§ Written problem
Please switch "image" to "chart" throughout the material below and leave every other word unchanged. Omit the pictures from your answer.

Page element annotations

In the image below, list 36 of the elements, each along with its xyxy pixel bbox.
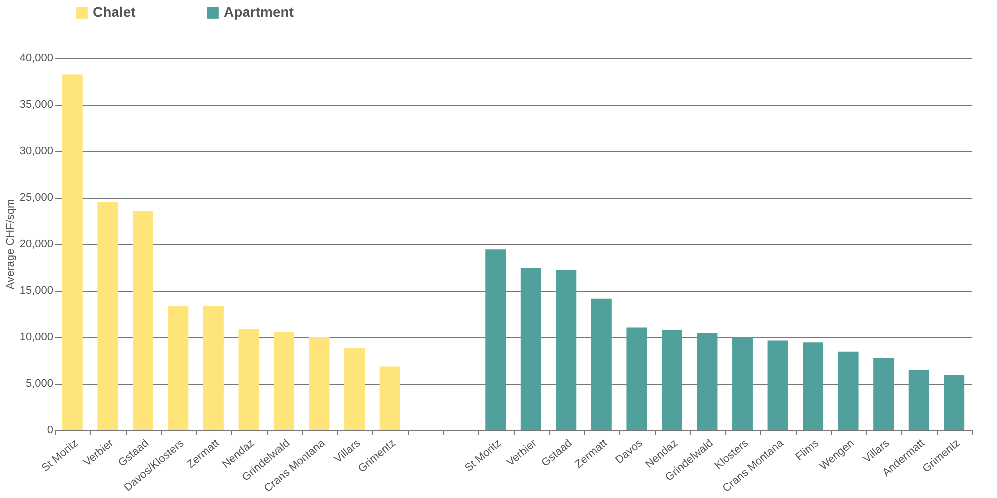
- bar: [768, 340, 788, 430]
- bar: [556, 270, 577, 430]
- bar: [238, 330, 260, 430]
- y-tick-label: 15,000: [20, 285, 54, 297]
- bar: [309, 337, 330, 430]
- y-tick-label: 40,000: [20, 52, 54, 64]
- y-tick-label: 0: [47, 424, 54, 436]
- bar: [803, 342, 824, 430]
- y-axis-title: Average CHF/sqm: [4, 199, 17, 290]
- bar: [344, 348, 366, 430]
- legend-label: Apartment: [224, 4, 294, 20]
- bar: [874, 358, 894, 430]
- y-tick-label: 5,000: [26, 378, 54, 390]
- bar: [697, 333, 718, 430]
- bar: [591, 298, 612, 430]
- bar: [662, 330, 682, 430]
- bar: [98, 202, 118, 430]
- bar: [168, 306, 189, 430]
- y-tick-label: 35,000: [20, 99, 54, 111]
- bar: [486, 250, 506, 430]
- bar: [274, 332, 294, 430]
- bar: [908, 370, 930, 430]
- bar: [203, 306, 224, 430]
- bar: [626, 328, 648, 430]
- bar: [132, 211, 154, 430]
- bar: [944, 375, 965, 430]
- bar: [380, 366, 400, 430]
- y-tick-label: 10,000: [20, 332, 54, 344]
- bar: [732, 337, 753, 430]
- y-tick-label: 30,000: [20, 146, 54, 158]
- bar: [520, 268, 542, 430]
- y-tick-label: 20,000: [20, 238, 54, 250]
- bar: [62, 74, 83, 430]
- y-tick-label: 25,000: [20, 192, 54, 204]
- legend-label: Chalet: [93, 4, 136, 20]
- bar: [838, 352, 859, 430]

§ Right answer
In the chart below, list 36 of the elements, each along with its xyxy pixel bbox.
- bar: [768, 340, 788, 430]
- bar: [556, 270, 577, 430]
- bar: [238, 330, 260, 430]
- y-tick-label: 15,000: [20, 285, 54, 297]
- bar: [309, 337, 330, 430]
- y-tick-label: 40,000: [20, 52, 54, 64]
- y-tick-label: 0: [47, 424, 54, 436]
- bar: [803, 342, 824, 430]
- y-axis-title: Average CHF/sqm: [4, 199, 17, 290]
- bar: [344, 348, 366, 430]
- legend-label: Apartment: [224, 4, 294, 20]
- bar: [874, 358, 894, 430]
- y-tick-label: 5,000: [26, 378, 54, 390]
- bar: [697, 333, 718, 430]
- bar: [591, 298, 612, 430]
- bar: [662, 330, 682, 430]
- bar: [98, 202, 118, 430]
- bar: [168, 306, 189, 430]
- y-tick-label: 35,000: [20, 99, 54, 111]
- bar: [486, 250, 506, 430]
- bar: [274, 332, 294, 430]
- bar: [908, 370, 930, 430]
- bar: [203, 306, 224, 430]
- bar: [626, 328, 648, 430]
- bar: [132, 211, 154, 430]
- bar: [944, 375, 965, 430]
- bar: [380, 366, 400, 430]
- y-tick-label: 10,000: [20, 332, 54, 344]
- bar: [732, 337, 753, 430]
- y-tick-label: 30,000: [20, 146, 54, 158]
- bar: [520, 268, 542, 430]
- y-tick-label: 20,000: [20, 238, 54, 250]
- bar: [62, 74, 83, 430]
- y-tick-label: 25,000: [20, 192, 54, 204]
- legend-label: Chalet: [93, 4, 136, 20]
- bar: [838, 352, 859, 430]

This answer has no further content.